• _Reading passage_:
Ultimately, if the data isn't on your hardware, parsable by open source software, there's always a chance a corporate move could imperil it.
Luckily day one is fully e2ee encrypted, otherwise I wouldn’t trust their self baked sync service a bit
You should actually be very happy. Given Automattic's track record, it might become free.
I relied very heavily on Day One until they dropped most of their local-hosting features. It was painful and I still haven't found any comparable alternative.
Wow, I didn't realize they did that... I've had Day One suggested to me many time and always resisted, I guess I'm glad I did. I don't know what I want as an alternative, though - I guess what would be ideal is something that is Desktop/Mobile, syncs markdown to a shared filesystem like Dropbox, and has lots of optional bells and whistles for cataloguing and organization that I wouldn't mind losing since I'd still have the actual content in markdown.
I tried. There isn’t one. Dyrii was decent. But it was abandoned. There’s Journey (with their cluttered and poor interface) but they’ve not been able to pull themselves out of Google’s sink-hole. Even after you login with Apple Login they ask you to add a Google Drive account to sync data.

So I literally just moved back to pen and paper. Something I had been doing since school (school school). I haven’t missed any journaling app since. But having one would be nice.

How about Joplin? (https://joplinapp.org/)
Great idea. Joplin is a really good note taking app, open source, free and you can easily sync it via webdav.

It's not a journaling app per se, but you could use it for that.

The mobile apps are not perfect yet though.

Still running an 8 year old version for that reason. Tried switching to MacJournal once it became free but kept going back.

• _What to work on_:
Pick up the comment thread about journaling apps after its last comment and write the replies that could come next. The records below the comment thread come from a different source.

• _Information provided_:
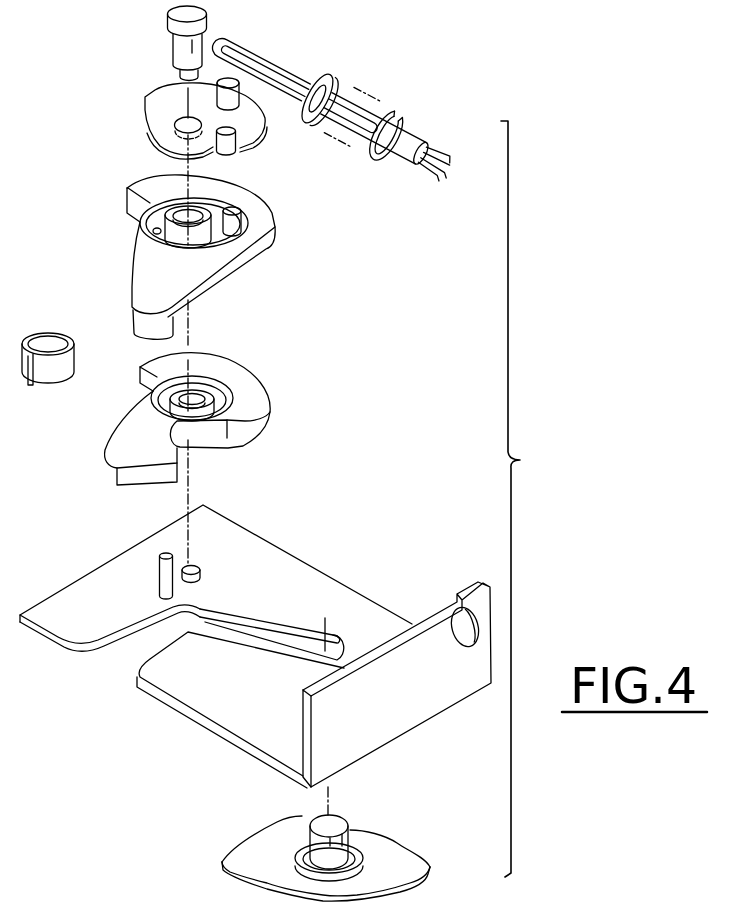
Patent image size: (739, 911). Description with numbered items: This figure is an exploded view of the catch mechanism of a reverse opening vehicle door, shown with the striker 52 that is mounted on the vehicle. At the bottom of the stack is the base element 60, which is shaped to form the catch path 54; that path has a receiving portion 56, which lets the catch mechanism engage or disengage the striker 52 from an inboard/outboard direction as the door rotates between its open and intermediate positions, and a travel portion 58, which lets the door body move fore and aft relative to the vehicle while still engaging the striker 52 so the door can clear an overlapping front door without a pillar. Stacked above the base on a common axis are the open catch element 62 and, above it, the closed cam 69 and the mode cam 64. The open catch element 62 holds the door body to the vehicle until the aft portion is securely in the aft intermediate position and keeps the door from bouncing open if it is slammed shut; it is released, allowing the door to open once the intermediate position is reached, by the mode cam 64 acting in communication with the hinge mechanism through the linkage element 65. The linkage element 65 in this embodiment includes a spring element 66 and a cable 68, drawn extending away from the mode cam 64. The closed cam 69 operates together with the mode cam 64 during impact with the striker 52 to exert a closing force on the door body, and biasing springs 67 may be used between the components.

The striker 52 is at (345, 843).
The catch path 54 is at (203, 630).
The receiving portion 56 is at (132, 655).
The travel portion 58 is at (285, 647).
The base element 60 is at (432, 703).
The open catch element 62 is at (255, 385).
The mode cam 64 is at (264, 132).
The linkage element 65 is at (389, 162).
The spring element 66 is at (365, 115).
The biasing springs 67 is at (67, 368).
The cable 68 is at (435, 160).
The closed cam 69 is at (272, 232).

• _Final result_:
Same. I still use the old app on my iPhone. Syncing to Dropbox and iCloud no longer works. I periodically export to pdf as a backup. I have nine years of notes in that pdf.

At some point an iOS update is going fully break the app, but I'm still hanging on.

While I generally do not like subscriptions, surely “sync” falls into the category of “well of course that is a subscription”?

Someone must maintain a server indefinitely for you to sync whenever you want. That is a continuous cost that also has a scale factor, e.g. based on number of users. Without revenue proportional to that cost (e.g. per user), how can it be expected to remain functional?

I think the distaste for Day One’s subscription stems from the fact that an update removed the ability to sync on the user’s platform of choice (iCloud or Dropbox) which they were already paying for, and forced them into the first-party service.
that was my first thought too. I've messed about with their import / export features but found them a bit lacking. so either this means it goes wrong and I get a decent export option developed or it gets better and I stay there but also get a better export option for backups!